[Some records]

============================================================

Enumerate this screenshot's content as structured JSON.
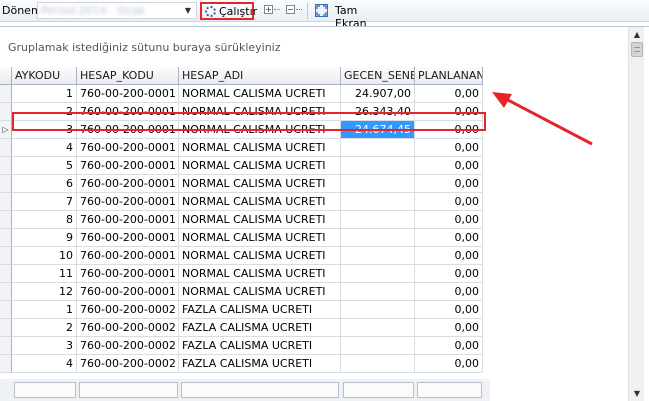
{
  "toolbar": {
    "donem_label": "Dönem",
    "period_value": "Period 2014 · Ocak",
    "run_label": "Çalıştır",
    "fullscreen_label": "Tam Ekran"
  },
  "grid": {
    "group_hint": "Gruplamak istediğiniz sütunu buraya sürükleyiniz",
    "columns": [
      "AYKODU",
      "HESAP_KODU",
      "HESAP_ADI",
      "GECEN_SENE",
      "PLANLANAN"
    ],
    "rows": [
      {
        "aykodu": "1",
        "hesap_kodu": "760-00-200-0001",
        "hesap_adi": "NORMAL CALISMA UCRETI",
        "gecen_sene": "24.907,00",
        "planlanan": "0,00"
      },
      {
        "aykodu": "2",
        "hesap_kodu": "760-00-200-0001",
        "hesap_adi": "NORMAL CALISMA UCRETI",
        "gecen_sene": "26.343,40",
        "planlanan": "0,00"
      },
      {
        "aykodu": "3",
        "hesap_kodu": "760-00-200-0001",
        "hesap_adi": "NORMAL CALISMA UCRETI",
        "gecen_sene": "24.674,45",
        "planlanan": "0,00"
      },
      {
        "aykodu": "4",
        "hesap_kodu": "760-00-200-0001",
        "hesap_adi": "NORMAL CALISMA UCRETI",
        "gecen_sene": "",
        "planlanan": "0,00"
      },
      {
        "aykodu": "5",
        "hesap_kodu": "760-00-200-0001",
        "hesap_adi": "NORMAL CALISMA UCRETI",
        "gecen_sene": "",
        "planlanan": "0,00"
      },
      {
        "aykodu": "6",
        "hesap_kodu": "760-00-200-0001",
        "hesap_adi": "NORMAL CALISMA UCRETI",
        "gecen_sene": "",
        "planlanan": "0,00"
      },
      {
        "aykodu": "7",
        "hesap_kodu": "760-00-200-0001",
        "hesap_adi": "NORMAL CALISMA UCRETI",
        "gecen_sene": "",
        "planlanan": "0,00"
      },
      {
        "aykodu": "8",
        "hesap_kodu": "760-00-200-0001",
        "hesap_adi": "NORMAL CALISMA UCRETI",
        "gecen_sene": "",
        "planlanan": "0,00"
      },
      {
        "aykodu": "9",
        "hesap_kodu": "760-00-200-0001",
        "hesap_adi": "NORMAL CALISMA UCRETI",
        "gecen_sene": "",
        "planlanan": "0,00"
      },
      {
        "aykodu": "10",
        "hesap_kodu": "760-00-200-0001",
        "hesap_adi": "NORMAL CALISMA UCRETI",
        "gecen_sene": "",
        "planlanan": "0,00"
      },
      {
        "aykodu": "11",
        "hesap_kodu": "760-00-200-0001",
        "hesap_adi": "NORMAL CALISMA UCRETI",
        "gecen_sene": "",
        "planlanan": "0,00"
      },
      {
        "aykodu": "12",
        "hesap_kodu": "760-00-200-0001",
        "hesap_adi": "NORMAL CALISMA UCRETI",
        "gecen_sene": "",
        "planlanan": "0,00"
      },
      {
        "aykodu": "1",
        "hesap_kodu": "760-00-200-0002",
        "hesap_adi": "FAZLA CALISMA UCRETI",
        "gecen_sene": "",
        "planlanan": "0,00"
      },
      {
        "aykodu": "2",
        "hesap_kodu": "760-00-200-0002",
        "hesap_adi": "FAZLA CALISMA UCRETI",
        "gecen_sene": "",
        "planlanan": "0,00"
      },
      {
        "aykodu": "3",
        "hesap_kodu": "760-00-200-0002",
        "hesap_adi": "FAZLA CALISMA UCRETI",
        "gecen_sene": "",
        "planlanan": "0,00"
      },
      {
        "aykodu": "4",
        "hesap_kodu": "760-00-200-0002",
        "hesap_adi": "FAZLA CALISMA UCRETI",
        "gecen_sene": "",
        "planlanan": "0,00"
      }
    ]
  },
  "colors": {
    "highlight_border": "#e4262a",
    "selected_cell": "#3399ff"
  }
}
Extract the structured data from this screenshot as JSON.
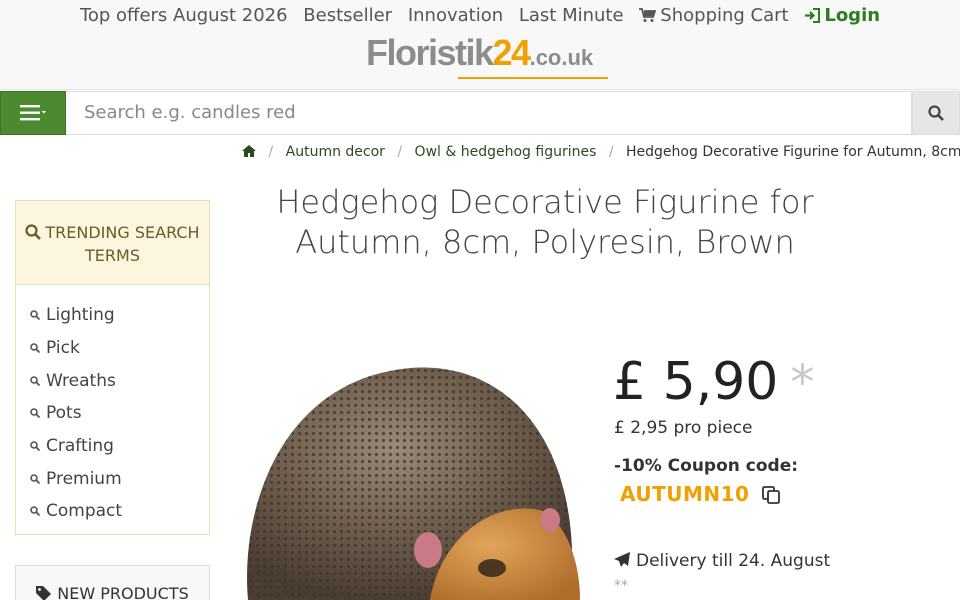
{
  "topnav": {
    "offers": "Top offers August 2026",
    "bestseller": "Bestseller",
    "innovation": "Innovation",
    "last_minute": "Last Minute",
    "cart": "Shopping Cart",
    "login": "Login"
  },
  "logo": {
    "word": "Floristik",
    "num": "24",
    "tld": ".co.uk"
  },
  "search": {
    "placeholder": "Search e.g. candles red"
  },
  "breadcrumb": {
    "items": [
      "Autumn decor",
      "Owl & hedgehog figurines",
      "Hedgehog Decorative Figurine for Autumn, 8cm,..."
    ],
    "separator": "/"
  },
  "sidebar": {
    "trending_title": "TRENDING SEARCH TERMS",
    "trending": [
      "Lighting",
      "Pick",
      "Wreaths",
      "Pots",
      "Crafting",
      "Premium",
      "Compact"
    ],
    "new_products": "NEW PRODUCTS"
  },
  "product": {
    "title": "Hedgehog Decorative Figurine for Autumn, 8cm, Polyresin, Brown",
    "price": "£ 5,90",
    "price_star": "*",
    "unit_price": "£ 2,95 pro piece",
    "coupon_label": "-10% Coupon code:",
    "coupon_code": "AUTUMN10",
    "delivery": "Delivery till 24. August",
    "footnote": "**"
  },
  "colors": {
    "brand_green": "#4b8a2e",
    "accent_orange": "#f0a000"
  }
}
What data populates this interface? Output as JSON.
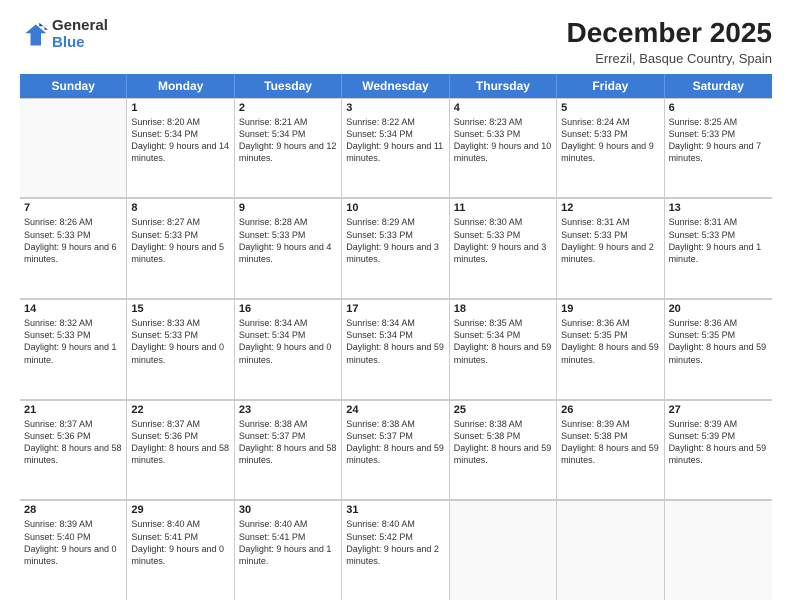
{
  "logo": {
    "general": "General",
    "blue": "Blue"
  },
  "title": "December 2025",
  "subtitle": "Errezil, Basque Country, Spain",
  "days": [
    "Sunday",
    "Monday",
    "Tuesday",
    "Wednesday",
    "Thursday",
    "Friday",
    "Saturday"
  ],
  "weeks": [
    [
      {
        "day": "",
        "empty": true
      },
      {
        "day": "1",
        "sunrise": "Sunrise: 8:20 AM",
        "sunset": "Sunset: 5:34 PM",
        "daylight": "Daylight: 9 hours and 14 minutes."
      },
      {
        "day": "2",
        "sunrise": "Sunrise: 8:21 AM",
        "sunset": "Sunset: 5:34 PM",
        "daylight": "Daylight: 9 hours and 12 minutes."
      },
      {
        "day": "3",
        "sunrise": "Sunrise: 8:22 AM",
        "sunset": "Sunset: 5:34 PM",
        "daylight": "Daylight: 9 hours and 11 minutes."
      },
      {
        "day": "4",
        "sunrise": "Sunrise: 8:23 AM",
        "sunset": "Sunset: 5:33 PM",
        "daylight": "Daylight: 9 hours and 10 minutes."
      },
      {
        "day": "5",
        "sunrise": "Sunrise: 8:24 AM",
        "sunset": "Sunset: 5:33 PM",
        "daylight": "Daylight: 9 hours and 9 minutes."
      },
      {
        "day": "6",
        "sunrise": "Sunrise: 8:25 AM",
        "sunset": "Sunset: 5:33 PM",
        "daylight": "Daylight: 9 hours and 7 minutes."
      }
    ],
    [
      {
        "day": "7",
        "sunrise": "Sunrise: 8:26 AM",
        "sunset": "Sunset: 5:33 PM",
        "daylight": "Daylight: 9 hours and 6 minutes."
      },
      {
        "day": "8",
        "sunrise": "Sunrise: 8:27 AM",
        "sunset": "Sunset: 5:33 PM",
        "daylight": "Daylight: 9 hours and 5 minutes."
      },
      {
        "day": "9",
        "sunrise": "Sunrise: 8:28 AM",
        "sunset": "Sunset: 5:33 PM",
        "daylight": "Daylight: 9 hours and 4 minutes."
      },
      {
        "day": "10",
        "sunrise": "Sunrise: 8:29 AM",
        "sunset": "Sunset: 5:33 PM",
        "daylight": "Daylight: 9 hours and 3 minutes."
      },
      {
        "day": "11",
        "sunrise": "Sunrise: 8:30 AM",
        "sunset": "Sunset: 5:33 PM",
        "daylight": "Daylight: 9 hours and 3 minutes."
      },
      {
        "day": "12",
        "sunrise": "Sunrise: 8:31 AM",
        "sunset": "Sunset: 5:33 PM",
        "daylight": "Daylight: 9 hours and 2 minutes."
      },
      {
        "day": "13",
        "sunrise": "Sunrise: 8:31 AM",
        "sunset": "Sunset: 5:33 PM",
        "daylight": "Daylight: 9 hours and 1 minute."
      }
    ],
    [
      {
        "day": "14",
        "sunrise": "Sunrise: 8:32 AM",
        "sunset": "Sunset: 5:33 PM",
        "daylight": "Daylight: 9 hours and 1 minute."
      },
      {
        "day": "15",
        "sunrise": "Sunrise: 8:33 AM",
        "sunset": "Sunset: 5:33 PM",
        "daylight": "Daylight: 9 hours and 0 minutes."
      },
      {
        "day": "16",
        "sunrise": "Sunrise: 8:34 AM",
        "sunset": "Sunset: 5:34 PM",
        "daylight": "Daylight: 9 hours and 0 minutes."
      },
      {
        "day": "17",
        "sunrise": "Sunrise: 8:34 AM",
        "sunset": "Sunset: 5:34 PM",
        "daylight": "Daylight: 8 hours and 59 minutes."
      },
      {
        "day": "18",
        "sunrise": "Sunrise: 8:35 AM",
        "sunset": "Sunset: 5:34 PM",
        "daylight": "Daylight: 8 hours and 59 minutes."
      },
      {
        "day": "19",
        "sunrise": "Sunrise: 8:36 AM",
        "sunset": "Sunset: 5:35 PM",
        "daylight": "Daylight: 8 hours and 59 minutes."
      },
      {
        "day": "20",
        "sunrise": "Sunrise: 8:36 AM",
        "sunset": "Sunset: 5:35 PM",
        "daylight": "Daylight: 8 hours and 59 minutes."
      }
    ],
    [
      {
        "day": "21",
        "sunrise": "Sunrise: 8:37 AM",
        "sunset": "Sunset: 5:36 PM",
        "daylight": "Daylight: 8 hours and 58 minutes."
      },
      {
        "day": "22",
        "sunrise": "Sunrise: 8:37 AM",
        "sunset": "Sunset: 5:36 PM",
        "daylight": "Daylight: 8 hours and 58 minutes."
      },
      {
        "day": "23",
        "sunrise": "Sunrise: 8:38 AM",
        "sunset": "Sunset: 5:37 PM",
        "daylight": "Daylight: 8 hours and 58 minutes."
      },
      {
        "day": "24",
        "sunrise": "Sunrise: 8:38 AM",
        "sunset": "Sunset: 5:37 PM",
        "daylight": "Daylight: 8 hours and 59 minutes."
      },
      {
        "day": "25",
        "sunrise": "Sunrise: 8:38 AM",
        "sunset": "Sunset: 5:38 PM",
        "daylight": "Daylight: 8 hours and 59 minutes."
      },
      {
        "day": "26",
        "sunrise": "Sunrise: 8:39 AM",
        "sunset": "Sunset: 5:38 PM",
        "daylight": "Daylight: 8 hours and 59 minutes."
      },
      {
        "day": "27",
        "sunrise": "Sunrise: 8:39 AM",
        "sunset": "Sunset: 5:39 PM",
        "daylight": "Daylight: 8 hours and 59 minutes."
      }
    ],
    [
      {
        "day": "28",
        "sunrise": "Sunrise: 8:39 AM",
        "sunset": "Sunset: 5:40 PM",
        "daylight": "Daylight: 9 hours and 0 minutes."
      },
      {
        "day": "29",
        "sunrise": "Sunrise: 8:40 AM",
        "sunset": "Sunset: 5:41 PM",
        "daylight": "Daylight: 9 hours and 0 minutes."
      },
      {
        "day": "30",
        "sunrise": "Sunrise: 8:40 AM",
        "sunset": "Sunset: 5:41 PM",
        "daylight": "Daylight: 9 hours and 1 minute."
      },
      {
        "day": "31",
        "sunrise": "Sunrise: 8:40 AM",
        "sunset": "Sunset: 5:42 PM",
        "daylight": "Daylight: 9 hours and 2 minutes."
      },
      {
        "day": "",
        "empty": true
      },
      {
        "day": "",
        "empty": true
      },
      {
        "day": "",
        "empty": true
      }
    ]
  ]
}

============================================================

■ **Request**:
Search the entries for the word "structured" and pick out every line that holds it.

■ **Exercise output**:
Enumerate this screenshot's content as structured JSON.
Extract the structured data from this screenshot as JSON.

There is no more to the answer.